• **PROVIDED RECORDS**

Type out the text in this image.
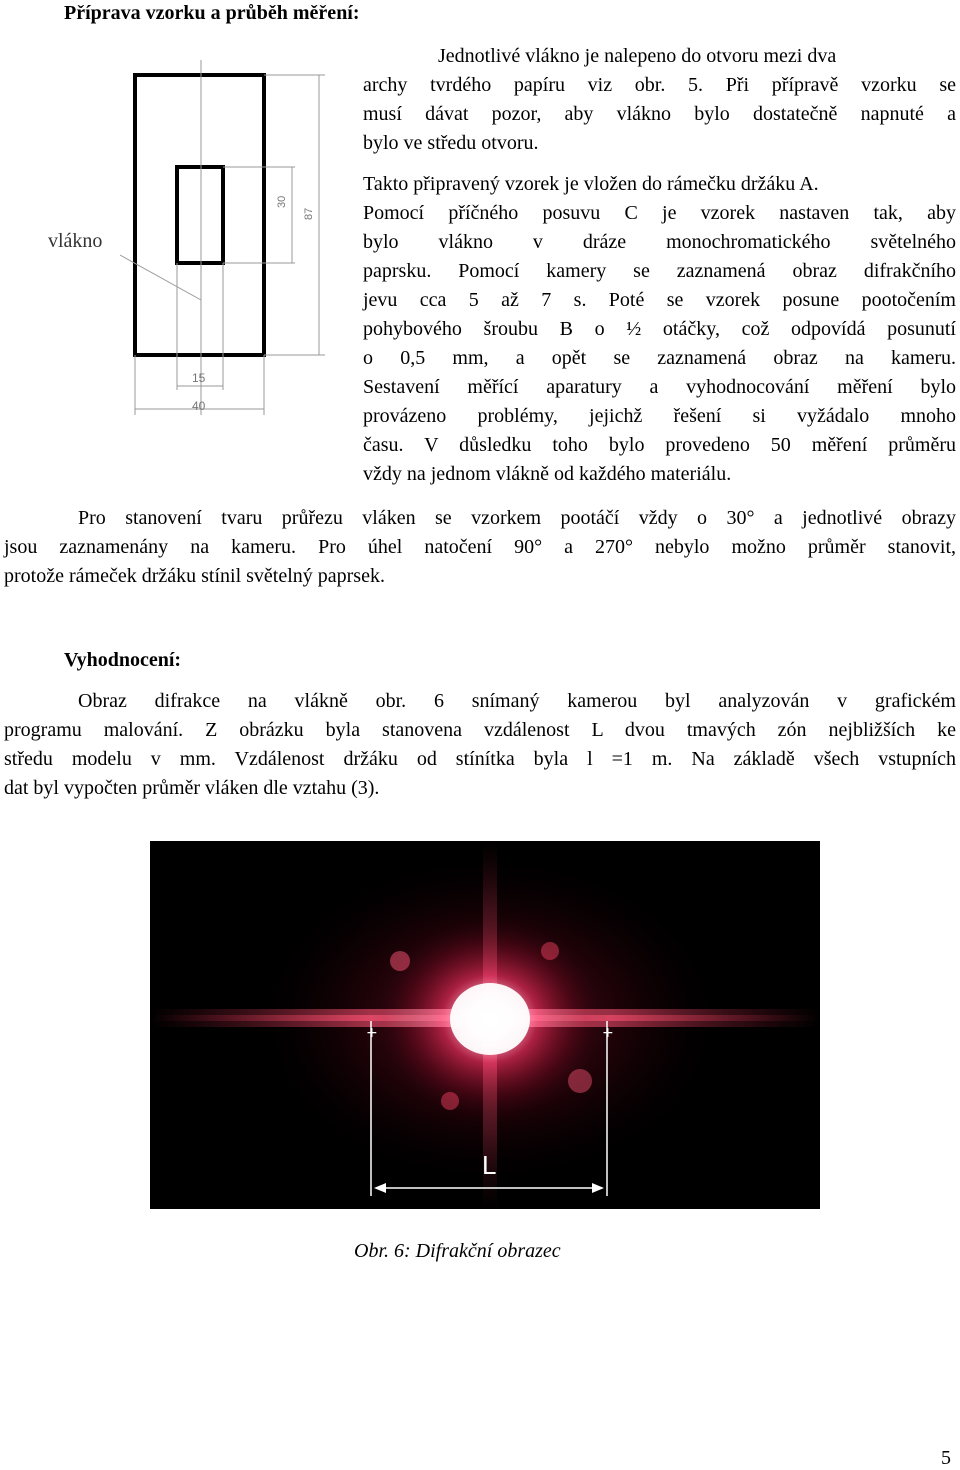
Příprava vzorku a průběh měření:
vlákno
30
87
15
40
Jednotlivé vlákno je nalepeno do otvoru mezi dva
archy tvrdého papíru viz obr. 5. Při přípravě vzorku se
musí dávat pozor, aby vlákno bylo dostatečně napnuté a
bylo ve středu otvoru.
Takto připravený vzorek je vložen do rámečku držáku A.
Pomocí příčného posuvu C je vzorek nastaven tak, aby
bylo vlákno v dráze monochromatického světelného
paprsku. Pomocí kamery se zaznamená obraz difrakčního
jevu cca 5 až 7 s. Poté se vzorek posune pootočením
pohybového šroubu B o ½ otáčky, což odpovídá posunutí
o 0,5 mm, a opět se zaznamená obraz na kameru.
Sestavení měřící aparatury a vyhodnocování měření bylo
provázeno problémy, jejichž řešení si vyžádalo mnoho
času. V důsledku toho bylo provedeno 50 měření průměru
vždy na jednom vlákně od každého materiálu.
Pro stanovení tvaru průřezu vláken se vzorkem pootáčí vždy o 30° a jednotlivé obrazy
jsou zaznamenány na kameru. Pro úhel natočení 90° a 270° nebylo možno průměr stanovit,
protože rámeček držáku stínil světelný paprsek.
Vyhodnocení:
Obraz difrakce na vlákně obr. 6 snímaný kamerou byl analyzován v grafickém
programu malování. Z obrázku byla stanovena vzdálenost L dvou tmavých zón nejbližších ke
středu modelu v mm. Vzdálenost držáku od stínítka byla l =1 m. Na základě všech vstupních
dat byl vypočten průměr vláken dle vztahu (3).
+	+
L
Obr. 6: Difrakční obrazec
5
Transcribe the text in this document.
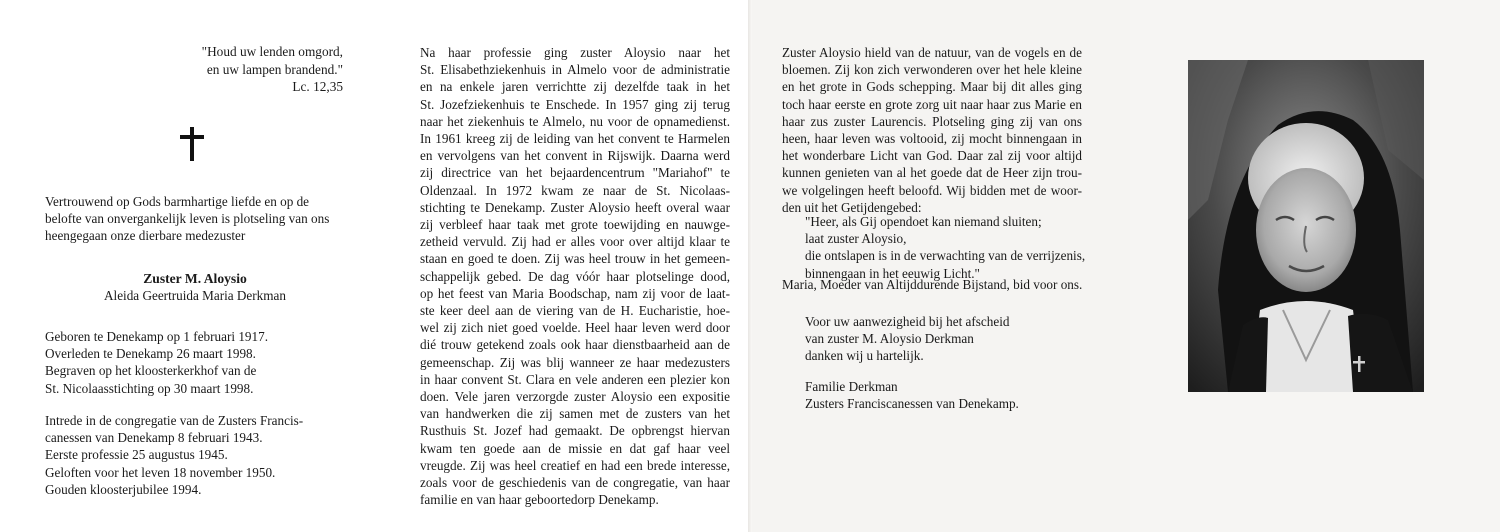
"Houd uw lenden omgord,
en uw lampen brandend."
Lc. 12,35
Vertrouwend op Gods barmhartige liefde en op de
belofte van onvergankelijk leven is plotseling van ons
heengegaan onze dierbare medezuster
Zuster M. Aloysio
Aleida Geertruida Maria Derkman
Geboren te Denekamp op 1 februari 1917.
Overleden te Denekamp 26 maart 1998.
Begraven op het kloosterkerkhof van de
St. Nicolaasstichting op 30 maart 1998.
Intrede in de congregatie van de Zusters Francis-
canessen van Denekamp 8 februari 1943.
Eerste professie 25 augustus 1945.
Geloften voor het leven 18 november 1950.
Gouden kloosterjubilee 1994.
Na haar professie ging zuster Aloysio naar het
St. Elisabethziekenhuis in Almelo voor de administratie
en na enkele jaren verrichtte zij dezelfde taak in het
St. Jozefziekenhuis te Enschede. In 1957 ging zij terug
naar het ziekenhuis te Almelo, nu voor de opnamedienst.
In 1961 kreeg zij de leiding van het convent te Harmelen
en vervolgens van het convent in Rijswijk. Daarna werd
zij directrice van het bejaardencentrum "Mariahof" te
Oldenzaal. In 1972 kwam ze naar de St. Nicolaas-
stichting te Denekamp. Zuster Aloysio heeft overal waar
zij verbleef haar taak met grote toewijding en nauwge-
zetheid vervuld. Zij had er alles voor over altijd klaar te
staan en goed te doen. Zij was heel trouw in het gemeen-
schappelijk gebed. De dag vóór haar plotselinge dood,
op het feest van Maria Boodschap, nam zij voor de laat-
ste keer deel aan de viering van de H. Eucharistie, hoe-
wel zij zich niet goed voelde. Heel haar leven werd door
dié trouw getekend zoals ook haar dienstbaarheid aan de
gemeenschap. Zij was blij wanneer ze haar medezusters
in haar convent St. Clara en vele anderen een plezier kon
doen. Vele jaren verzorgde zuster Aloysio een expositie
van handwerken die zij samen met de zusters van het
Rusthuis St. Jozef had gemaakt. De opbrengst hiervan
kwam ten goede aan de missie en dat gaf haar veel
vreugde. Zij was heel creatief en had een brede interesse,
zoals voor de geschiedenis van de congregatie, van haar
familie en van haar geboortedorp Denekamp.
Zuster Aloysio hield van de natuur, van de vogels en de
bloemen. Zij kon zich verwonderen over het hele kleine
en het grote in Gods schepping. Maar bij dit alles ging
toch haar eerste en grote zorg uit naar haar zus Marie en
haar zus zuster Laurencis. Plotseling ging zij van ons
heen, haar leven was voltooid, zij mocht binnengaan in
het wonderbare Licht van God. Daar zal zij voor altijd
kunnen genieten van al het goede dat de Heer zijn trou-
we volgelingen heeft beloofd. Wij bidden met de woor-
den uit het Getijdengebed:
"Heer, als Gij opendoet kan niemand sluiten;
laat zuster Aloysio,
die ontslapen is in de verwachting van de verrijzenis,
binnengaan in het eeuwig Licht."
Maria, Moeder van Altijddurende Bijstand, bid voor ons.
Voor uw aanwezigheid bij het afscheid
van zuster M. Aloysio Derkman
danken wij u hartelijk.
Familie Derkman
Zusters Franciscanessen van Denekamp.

• **STATED PROBLEM**
Copy every record character for character. Skip the pictures.

• **EXERCISE SOLUTION**
Type out the text in this image.
Příprava vzorku a průběh měření:
vlákno
30
87
15
40
Jednotlivé vlákno je nalepeno do otvoru mezi dva
archy tvrdého papíru viz obr. 5. Při přípravě vzorku se
musí dávat pozor, aby vlákno bylo dostatečně napnuté a
bylo ve středu otvoru.
Takto připravený vzorek je vložen do rámečku držáku A.
Pomocí příčného posuvu C je vzorek nastaven tak, aby
bylo vlákno v dráze monochromatického světelného
paprsku. Pomocí kamery se zaznamená obraz difrakčního
jevu cca 5 až 7 s. Poté se vzorek posune pootočením
pohybového šroubu B o ½ otáčky, což odpovídá posunutí
o 0,5 mm, a opět se zaznamená obraz na kameru.
Sestavení měřící aparatury a vyhodnocování měření bylo
provázeno problémy, jejichž řešení si vyžádalo mnoho
času. V důsledku toho bylo provedeno 50 měření průměru
vždy na jednom vlákně od každého materiálu.
Pro stanovení tvaru průřezu vláken se vzorkem pootáčí vždy o 30° a jednotlivé obrazy
jsou zaznamenány na kameru. Pro úhel natočení 90° a 270° nebylo možno průměr stanovit,
protože rámeček držáku stínil světelný paprsek.
Vyhodnocení:
Obraz difrakce na vlákně obr. 6 snímaný kamerou byl analyzován v grafickém
programu malování. Z obrázku byla stanovena vzdálenost L dvou tmavých zón nejbližších ke
středu modelu v mm. Vzdálenost držáku od stínítka byla l =1 m. Na základě všech vstupních
dat byl vypočten průměr vláken dle vztahu (3).
+	+
L
Obr. 6: Difrakční obrazec
5
Transcribe the text in this document.
"Houd uw lenden omgord,
en uw lampen brandend."
Lc. 12,35
Vertrouwend op Gods barmhartige liefde en op de
belofte van onvergankelijk leven is plotseling van ons
heengegaan onze dierbare medezuster
Zuster M. Aloysio
Aleida Geertruida Maria Derkman
Geboren te Denekamp op 1 februari 1917.
Overleden te Denekamp 26 maart 1998.
Begraven op het kloosterkerkhof van de
St. Nicolaasstichting op 30 maart 1998.
Intrede in de congregatie van de Zusters Francis-
canessen van Denekamp 8 februari 1943.
Eerste professie 25 augustus 1945.
Geloften voor het leven 18 november 1950.
Gouden kloosterjubilee 1994.
Na haar professie ging zuster Aloysio naar het
St. Elisabethziekenhuis in Almelo voor de administratie
en na enkele jaren verrichtte zij dezelfde taak in het
St. Jozefziekenhuis te Enschede. In 1957 ging zij terug
naar het ziekenhuis te Almelo, nu voor de opnamedienst.
In 1961 kreeg zij de leiding van het convent te Harmelen
en vervolgens van het convent in Rijswijk. Daarna werd
zij directrice van het bejaardencentrum "Mariahof" te
Oldenzaal. In 1972 kwam ze naar de St. Nicolaas-
stichting te Denekamp. Zuster Aloysio heeft overal waar
zij verbleef haar taak met grote toewijding en nauwge-
zetheid vervuld. Zij had er alles voor over altijd klaar te
staan en goed te doen. Zij was heel trouw in het gemeen-
schappelijk gebed. De dag vóór haar plotselinge dood,
op het feest van Maria Boodschap, nam zij voor de laat-
ste keer deel aan de viering van de H. Eucharistie, hoe-
wel zij zich niet goed voelde. Heel haar leven werd door
dié trouw getekend zoals ook haar dienstbaarheid aan de
gemeenschap. Zij was blij wanneer ze haar medezusters
in haar convent St. Clara en vele anderen een plezier kon
doen. Vele jaren verzorgde zuster Aloysio een expositie
van handwerken die zij samen met de zusters van het
Rusthuis St. Jozef had gemaakt. De opbrengst hiervan
kwam ten goede aan de missie en dat gaf haar veel
vreugde. Zij was heel creatief en had een brede interesse,
zoals voor de geschiedenis van de congregatie, van haar
familie en van haar geboortedorp Denekamp.
Zuster Aloysio hield van de natuur, van de vogels en de
bloemen. Zij kon zich verwonderen over het hele kleine
en het grote in Gods schepping. Maar bij dit alles ging
toch haar eerste en grote zorg uit naar haar zus Marie en
haar zus zuster Laurencis. Plotseling ging zij van ons
heen, haar leven was voltooid, zij mocht binnengaan in
het wonderbare Licht van God. Daar zal zij voor altijd
kunnen genieten van al het goede dat de Heer zijn trou-
we volgelingen heeft beloofd. Wij bidden met de woor-
den uit het Getijdengebed:
"Heer, als Gij opendoet kan niemand sluiten;
laat zuster Aloysio,
die ontslapen is in de verwachting van de verrijzenis,
binnengaan in het eeuwig Licht."
Maria, Moeder van Altijddurende Bijstand, bid voor ons.
Voor uw aanwezigheid bij het afscheid
van zuster M. Aloysio Derkman
danken wij u hartelijk.
Familie Derkman
Zusters Franciscanessen van Denekamp.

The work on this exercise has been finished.